Wordsworth as a poet is in a certain sense easy, but in a deeper sense difficult, to appraise: the very ease of criticising him constitutes part of the difficulty. Some points to be stated regarding him are so plain, and moreover so damaging, that one feels embarrassed in fitting them in to the general framework, and explaining in scanty space how lofty as a whole is the honour to be accorded to the poet. The best preparation for reading his works is his own preface to the Lyrical Ballads, with the other prose matter annexed to it; the best criticism whereby to revise one's impressions derived immediately from perusal of the poems is that given by Coleridge in his Biographia Literaria. From the former of these two sources of information, the reader will note that Wordsworth regards all good poetry as "the spontaneous overflow of powerful feelings;" insists much on pleasure as a necessary element of all poetry, and even of all knowledge of whatsoever kind; and opines that, in works of imagination or sentiment, whether written in prose or in verse, the language assimilates in proportion to the intrinsic value of the feelings and ideas embodied. In Coleridge's criticism it is propounded that the power of giving a novel enforcement and significance to old truths is Wordsworth's predominant characteristic.

Without following further in detail the observations, paramount as they are in value for our purpose, of Wordsworth himself and of his illustrious friend Coleridge, I shall here submit the few points which occur to myself as apposite in closing these remarks. The essence of Wordsworth's mind in poetry is contemplative imagination; imagination direct, extensive, and sympathetic, but so far contemplative as to interfere very gravely with its working impressiveness. The Americans have a habit of saying that so-and-so is or is not a "magnetic " man: they have often, for instance, said this latter of President Grant.

# Problems to solve
[1] In the Wordsworth passage, why does the writer say Wordsworth is difficult to appraise? Answer in one to three sentences.
[2] Could you give again everything in the Wordsworth passage from "Without following further" down to "of President Grant."?
The lines that come next are drawn from a separate source.

# Given records
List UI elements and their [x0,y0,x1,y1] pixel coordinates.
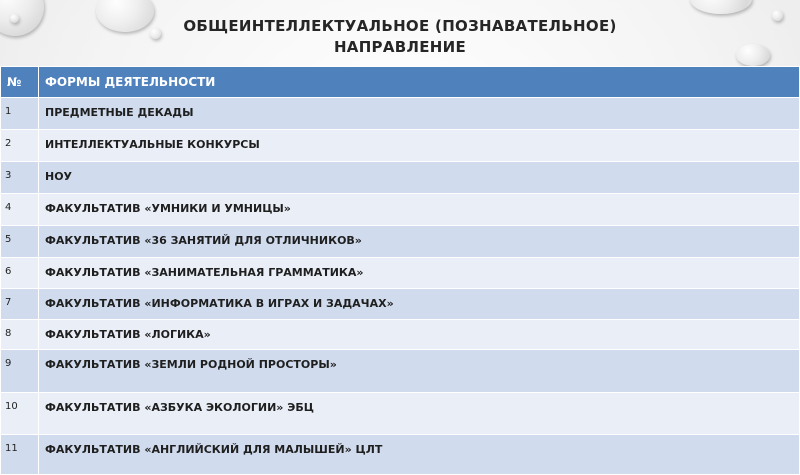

==

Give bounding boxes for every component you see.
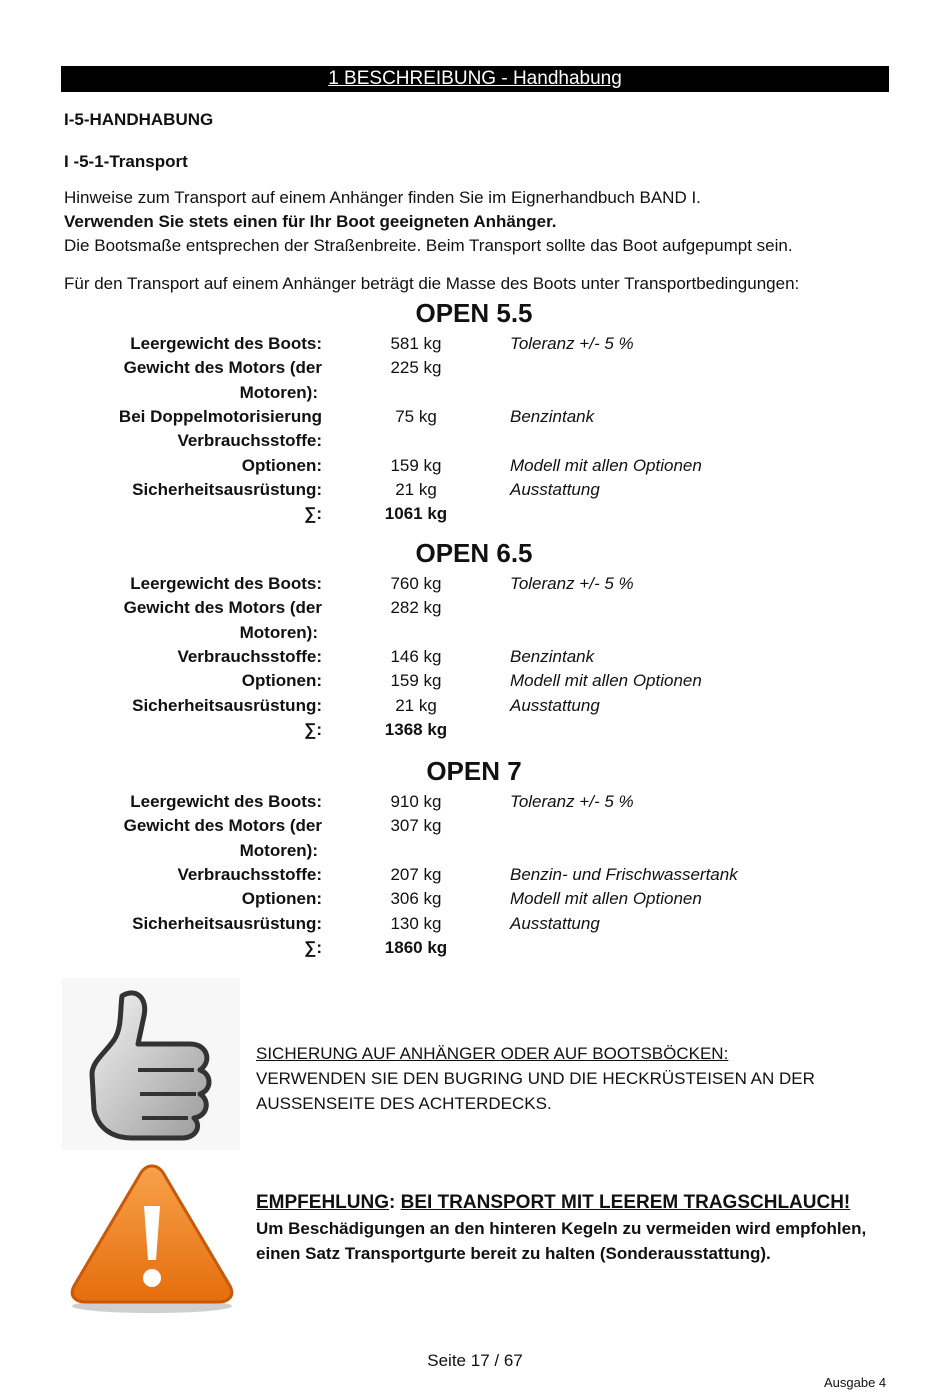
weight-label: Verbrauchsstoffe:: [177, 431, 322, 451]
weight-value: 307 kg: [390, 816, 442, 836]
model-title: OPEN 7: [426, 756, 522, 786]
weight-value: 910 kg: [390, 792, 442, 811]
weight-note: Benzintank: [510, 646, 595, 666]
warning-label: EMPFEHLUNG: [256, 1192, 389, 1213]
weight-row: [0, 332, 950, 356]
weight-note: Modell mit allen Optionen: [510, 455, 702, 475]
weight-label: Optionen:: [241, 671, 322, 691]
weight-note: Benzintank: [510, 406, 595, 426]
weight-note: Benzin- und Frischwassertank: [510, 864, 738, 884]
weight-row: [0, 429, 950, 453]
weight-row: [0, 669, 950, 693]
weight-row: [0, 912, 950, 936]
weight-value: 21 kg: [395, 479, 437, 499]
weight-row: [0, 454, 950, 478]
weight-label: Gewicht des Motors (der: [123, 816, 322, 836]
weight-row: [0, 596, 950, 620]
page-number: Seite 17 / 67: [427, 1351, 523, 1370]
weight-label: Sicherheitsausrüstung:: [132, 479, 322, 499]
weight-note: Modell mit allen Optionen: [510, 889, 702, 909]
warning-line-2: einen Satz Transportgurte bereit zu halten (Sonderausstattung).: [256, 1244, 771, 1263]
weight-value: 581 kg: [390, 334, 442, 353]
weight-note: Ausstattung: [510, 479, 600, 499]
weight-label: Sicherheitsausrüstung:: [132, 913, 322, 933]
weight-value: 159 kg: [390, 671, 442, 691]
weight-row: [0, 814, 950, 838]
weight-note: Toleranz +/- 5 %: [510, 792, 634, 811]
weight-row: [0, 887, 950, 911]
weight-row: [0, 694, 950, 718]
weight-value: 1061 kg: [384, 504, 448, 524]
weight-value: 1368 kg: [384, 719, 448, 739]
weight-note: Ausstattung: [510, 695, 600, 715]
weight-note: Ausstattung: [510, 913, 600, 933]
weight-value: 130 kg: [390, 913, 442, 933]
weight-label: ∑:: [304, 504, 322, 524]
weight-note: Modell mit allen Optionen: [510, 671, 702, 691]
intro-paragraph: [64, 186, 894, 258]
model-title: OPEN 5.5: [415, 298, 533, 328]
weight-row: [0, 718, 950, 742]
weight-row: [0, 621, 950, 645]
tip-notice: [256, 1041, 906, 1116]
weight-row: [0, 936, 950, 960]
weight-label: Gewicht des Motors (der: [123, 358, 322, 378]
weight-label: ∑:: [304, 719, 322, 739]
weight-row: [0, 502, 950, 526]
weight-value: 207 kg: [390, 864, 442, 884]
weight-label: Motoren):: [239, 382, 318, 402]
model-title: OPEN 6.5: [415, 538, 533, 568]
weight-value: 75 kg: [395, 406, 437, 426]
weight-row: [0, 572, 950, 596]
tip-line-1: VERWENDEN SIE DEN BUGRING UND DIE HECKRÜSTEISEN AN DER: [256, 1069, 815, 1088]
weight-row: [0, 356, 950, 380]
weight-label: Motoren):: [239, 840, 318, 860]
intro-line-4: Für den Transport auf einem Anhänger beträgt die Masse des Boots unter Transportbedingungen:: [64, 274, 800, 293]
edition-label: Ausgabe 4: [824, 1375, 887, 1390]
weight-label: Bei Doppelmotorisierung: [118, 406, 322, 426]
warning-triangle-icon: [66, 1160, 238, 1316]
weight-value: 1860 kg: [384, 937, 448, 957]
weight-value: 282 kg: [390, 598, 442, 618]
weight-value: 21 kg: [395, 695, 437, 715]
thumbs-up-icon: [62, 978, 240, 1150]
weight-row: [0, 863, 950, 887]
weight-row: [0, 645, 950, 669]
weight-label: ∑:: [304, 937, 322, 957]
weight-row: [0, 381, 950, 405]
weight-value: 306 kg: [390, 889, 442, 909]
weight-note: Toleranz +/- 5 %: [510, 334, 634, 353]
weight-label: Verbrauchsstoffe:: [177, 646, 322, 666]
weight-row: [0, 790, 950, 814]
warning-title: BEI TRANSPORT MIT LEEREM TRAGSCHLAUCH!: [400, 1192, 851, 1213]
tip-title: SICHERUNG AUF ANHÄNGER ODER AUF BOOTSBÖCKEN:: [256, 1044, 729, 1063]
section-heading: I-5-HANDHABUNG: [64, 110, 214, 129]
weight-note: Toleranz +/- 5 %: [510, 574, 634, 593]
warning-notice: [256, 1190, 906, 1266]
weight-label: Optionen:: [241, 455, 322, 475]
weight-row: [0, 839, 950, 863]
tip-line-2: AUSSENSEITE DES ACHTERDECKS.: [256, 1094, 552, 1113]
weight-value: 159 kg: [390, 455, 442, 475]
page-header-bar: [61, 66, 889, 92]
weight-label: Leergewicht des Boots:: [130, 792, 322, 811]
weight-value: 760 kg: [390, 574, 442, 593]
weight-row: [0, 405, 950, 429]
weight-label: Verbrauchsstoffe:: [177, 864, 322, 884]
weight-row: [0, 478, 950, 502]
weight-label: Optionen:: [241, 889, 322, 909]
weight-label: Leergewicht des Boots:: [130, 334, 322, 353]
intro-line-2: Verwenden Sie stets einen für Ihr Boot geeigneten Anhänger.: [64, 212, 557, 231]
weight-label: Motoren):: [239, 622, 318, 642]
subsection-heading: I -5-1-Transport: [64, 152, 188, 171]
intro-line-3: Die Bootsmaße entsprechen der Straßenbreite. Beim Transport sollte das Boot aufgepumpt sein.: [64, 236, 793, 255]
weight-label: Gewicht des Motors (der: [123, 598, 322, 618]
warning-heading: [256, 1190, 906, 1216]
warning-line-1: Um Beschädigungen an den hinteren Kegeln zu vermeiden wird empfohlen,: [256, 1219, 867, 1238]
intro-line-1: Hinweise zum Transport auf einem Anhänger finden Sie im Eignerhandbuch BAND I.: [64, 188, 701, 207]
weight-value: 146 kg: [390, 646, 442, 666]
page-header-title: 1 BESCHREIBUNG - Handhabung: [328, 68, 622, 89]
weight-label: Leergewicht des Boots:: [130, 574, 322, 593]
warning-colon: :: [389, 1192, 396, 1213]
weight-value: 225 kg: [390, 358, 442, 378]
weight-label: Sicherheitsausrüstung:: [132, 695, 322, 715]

# Responses in order
[1] The very ease of criticizing him is part of the difficulty. Some points against him are so plain and so damaging that it is awkward to fit them into a general framework while also explaining, in little space, how lofty the honor due to him is as a whole.

[2]
Without following further in detail the observations, paramount as they are in value for our purpose, of Wordsworth himself and of his illustrious friend Coleridge, I shall here submit the few points which occur to myself as apposite in closing these remarks. The essence of Wordsworth's mind in poetry is contemplative imagination; imagination direct, extensive, and sympathetic, but so far contemplative as to interfere very gravely with its working impressiveness. The Americans have a habit of saying that so-and-so is or is not a "magnetic " man: they have often, for instance, said this latter of President Grant.